-- Data extracted from a collection --
%%
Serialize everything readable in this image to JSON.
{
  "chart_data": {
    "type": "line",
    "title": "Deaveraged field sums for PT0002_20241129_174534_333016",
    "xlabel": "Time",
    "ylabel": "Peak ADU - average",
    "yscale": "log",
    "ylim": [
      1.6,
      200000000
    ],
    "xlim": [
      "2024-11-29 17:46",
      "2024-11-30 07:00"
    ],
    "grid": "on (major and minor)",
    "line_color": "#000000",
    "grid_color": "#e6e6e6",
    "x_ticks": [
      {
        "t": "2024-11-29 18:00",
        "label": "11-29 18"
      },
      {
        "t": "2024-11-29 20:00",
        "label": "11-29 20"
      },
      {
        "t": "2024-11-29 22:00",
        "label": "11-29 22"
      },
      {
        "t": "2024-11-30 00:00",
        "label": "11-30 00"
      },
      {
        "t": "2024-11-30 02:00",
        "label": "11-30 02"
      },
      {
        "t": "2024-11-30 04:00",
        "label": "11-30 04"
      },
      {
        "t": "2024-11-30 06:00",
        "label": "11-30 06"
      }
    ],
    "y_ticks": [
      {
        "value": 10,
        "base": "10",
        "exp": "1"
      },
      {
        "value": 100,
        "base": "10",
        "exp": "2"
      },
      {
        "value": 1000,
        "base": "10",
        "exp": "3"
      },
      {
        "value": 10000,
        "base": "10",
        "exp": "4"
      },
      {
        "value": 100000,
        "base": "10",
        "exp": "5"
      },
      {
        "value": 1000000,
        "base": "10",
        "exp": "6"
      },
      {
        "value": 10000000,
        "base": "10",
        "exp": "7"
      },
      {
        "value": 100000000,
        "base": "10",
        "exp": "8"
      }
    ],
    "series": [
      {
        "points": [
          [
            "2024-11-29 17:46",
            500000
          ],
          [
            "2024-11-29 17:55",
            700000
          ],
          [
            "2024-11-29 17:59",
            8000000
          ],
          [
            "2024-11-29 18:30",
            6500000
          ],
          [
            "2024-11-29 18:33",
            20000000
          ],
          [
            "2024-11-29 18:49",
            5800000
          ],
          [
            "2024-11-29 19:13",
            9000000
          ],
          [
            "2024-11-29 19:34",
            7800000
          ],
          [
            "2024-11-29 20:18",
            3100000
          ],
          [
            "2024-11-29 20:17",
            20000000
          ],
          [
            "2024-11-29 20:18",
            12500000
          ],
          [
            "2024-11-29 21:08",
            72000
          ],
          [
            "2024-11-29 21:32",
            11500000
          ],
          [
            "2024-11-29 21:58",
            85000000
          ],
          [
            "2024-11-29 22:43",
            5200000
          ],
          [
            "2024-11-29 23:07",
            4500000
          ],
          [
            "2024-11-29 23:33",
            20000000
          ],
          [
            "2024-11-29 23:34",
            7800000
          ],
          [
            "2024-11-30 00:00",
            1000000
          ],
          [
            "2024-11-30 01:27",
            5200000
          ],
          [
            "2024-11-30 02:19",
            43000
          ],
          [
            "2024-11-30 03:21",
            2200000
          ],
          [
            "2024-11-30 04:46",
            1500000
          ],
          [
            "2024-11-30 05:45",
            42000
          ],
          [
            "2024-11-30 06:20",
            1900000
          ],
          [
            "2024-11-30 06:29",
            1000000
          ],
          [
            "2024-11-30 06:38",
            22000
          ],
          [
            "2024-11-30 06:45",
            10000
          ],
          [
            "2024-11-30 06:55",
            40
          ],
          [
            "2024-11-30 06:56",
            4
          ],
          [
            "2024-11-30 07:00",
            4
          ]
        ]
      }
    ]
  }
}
%%
-- STATED GOAL --
Extract the data in full. Keep it word for word.

-- THE RESULT --
Serialize everything readable in this image to JSON.
{
  "chart_data": {
    "type": "line",
    "title": "Deaveraged field sums for PT0002_20241129_174534_333016",
    "xlabel": "Time",
    "ylabel": "Peak ADU - average",
    "yscale": "log",
    "ylim": [
      1.6,
      200000000
    ],
    "xlim": [
      "2024-11-29 17:46",
      "2024-11-30 07:00"
    ],
    "grid": "on (major and minor)",
    "line_color": "#000000",
    "grid_color": "#e6e6e6",
    "x_ticks": [
      {
        "t": "2024-11-29 18:00",
        "label": "11-29 18"
      },
      {
        "t": "2024-11-29 20:00",
        "label": "11-29 20"
      },
      {
        "t": "2024-11-29 22:00",
        "label": "11-29 22"
      },
      {
        "t": "2024-11-30 00:00",
        "label": "11-30 00"
      },
      {
        "t": "2024-11-30 02:00",
        "label": "11-30 02"
      },
      {
        "t": "2024-11-30 04:00",
        "label": "11-30 04"
      },
      {
        "t": "2024-11-30 06:00",
        "label": "11-30 06"
      }
    ],
    "y_ticks": [
      {
        "value": 10,
        "base": "10",
        "exp": "1"
      },
      {
        "value": 100,
        "base": "10",
        "exp": "2"
      },
      {
        "value": 1000,
        "base": "10",
        "exp": "3"
      },
      {
        "value": 10000,
        "base": "10",
        "exp": "4"
      },
      {
        "value": 100000,
        "base": "10",
        "exp": "5"
      },
      {
        "value": 1000000,
        "base": "10",
        "exp": "6"
      },
      {
        "value": 10000000,
        "base": "10",
        "exp": "7"
      },
      {
        "value": 100000000,
        "base": "10",
        "exp": "8"
      }
    ],
    "series": [
      {
        "points": [
          [
            "2024-11-29 17:46",
            500000
          ],
          [
            "2024-11-29 17:55",
            700000
          ],
          [
            "2024-11-29 17:59",
            8000000
          ],
          [
            "2024-11-29 18:30",
            6500000
          ],
          [
            "2024-11-29 18:33",
            20000000
          ],
          [
            "2024-11-29 18:49",
            5800000
          ],
          [
            "2024-11-29 19:13",
            9000000
          ],
          [
            "2024-11-29 19:34",
            7800000
          ],
          [
            "2024-11-29 20:18",
            3100000
          ],
          [
            "2024-11-29 20:17",
            20000000
          ],
          [
            "2024-11-29 20:18",
            12500000
          ],
          [
            "2024-11-29 21:08",
            72000
          ],
          [
            "2024-11-29 21:32",
            11500000
          ],
          [
            "2024-11-29 21:58",
            85000000
          ],
          [
            "2024-11-29 22:43",
            5200000
          ],
          [
            "2024-11-29 23:07",
            4500000
          ],
          [
            "2024-11-29 23:33",
            20000000
          ],
          [
            "2024-11-29 23:34",
            7800000
          ],
          [
            "2024-11-30 00:00",
            1000000
          ],
          [
            "2024-11-30 01:27",
            5200000
          ],
          [
            "2024-11-30 02:19",
            43000
          ],
          [
            "2024-11-30 03:21",
            2200000
          ],
          [
            "2024-11-30 04:46",
            1500000
          ],
          [
            "2024-11-30 05:45",
            42000
          ],
          [
            "2024-11-30 06:20",
            1900000
          ],
          [
            "2024-11-30 06:29",
            1000000
          ],
          [
            "2024-11-30 06:38",
            22000
          ],
          [
            "2024-11-30 06:45",
            10000
          ],
          [
            "2024-11-30 06:55",
            40
          ],
          [
            "2024-11-30 06:56",
            4
          ],
          [
            "2024-11-30 07:00",
            4
          ]
        ]
      }
    ]
  }
}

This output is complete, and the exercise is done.